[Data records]
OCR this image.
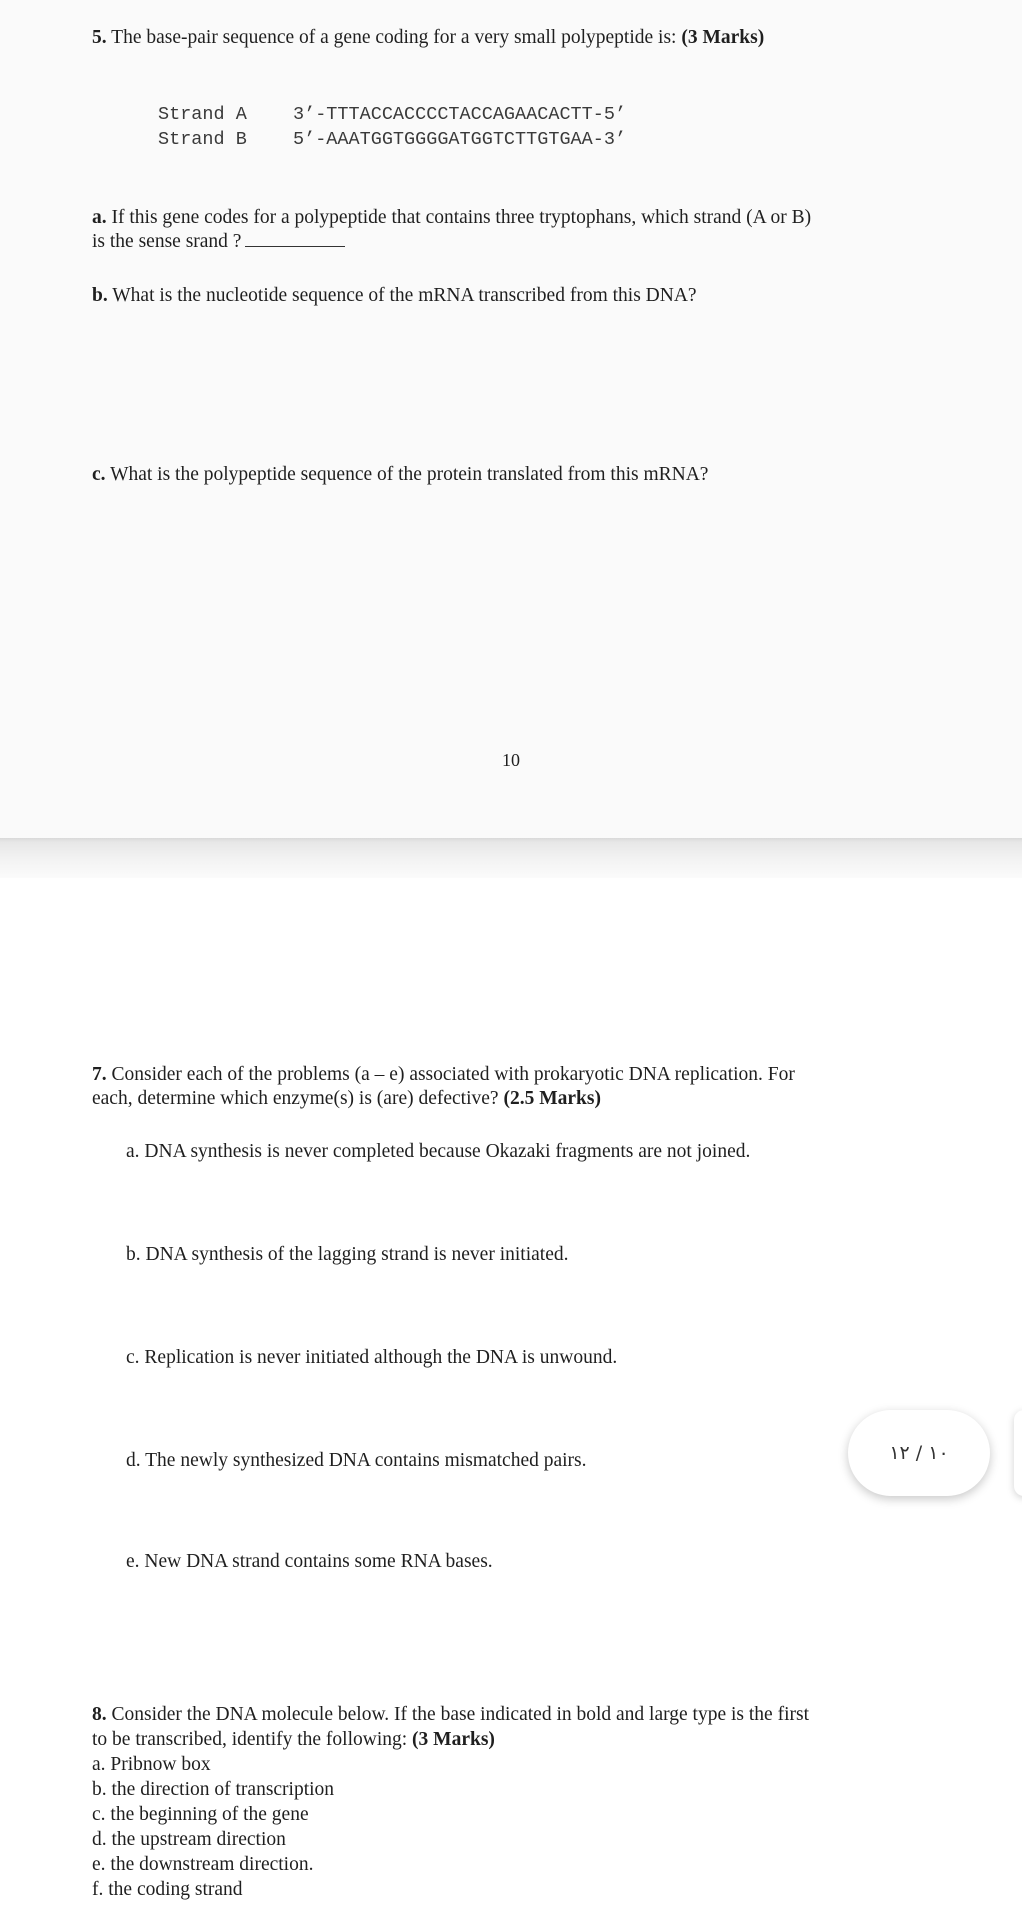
5. The base-pair sequence of a gene coding for a very small polypeptide is: (3 Marks)

Strand A 3’-TTTACCACCCCTACCAGAACACTT-5’
Strand B 5’-AAATGGTGGGGATGGTCTTGTGAA-3’

a. If this gene codes for a polypeptide that contains three tryptophans, which strand (A or B)

is the sense srand ?

b. What is the nucleotide sequence of the mRNA transcribed from this DNA?

c. What is the polypeptide sequence of the protein translated from this mRNA?

10

7. Consider each of the problems (a – e) associated with prokaryotic DNA replication. For

each, determine which enzyme(s) is (are) defective? (2.5 Marks)

a. DNA synthesis is never completed because Okazaki fragments are not joined.

b. DNA synthesis of the lagging strand is never initiated.

c. Replication is never initiated although the DNA is unwound.

d. The newly synthesized DNA contains mismatched pairs.

e. New DNA strand contains some RNA bases.

8. Consider the DNA molecule below. If the base indicated in bold and large type is the first

to be transcribed, identify the following: (3 Marks)

a. Pribnow box

b. the direction of transcription

c. the beginning of the gene

d. the upstream direction

e. the downstream direction.

f. the coding strand

١٠ / ١٢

The task -> Among the entries, how many lines hold the string "Consider"? Answer with a bare number.

Answer for the task -> 2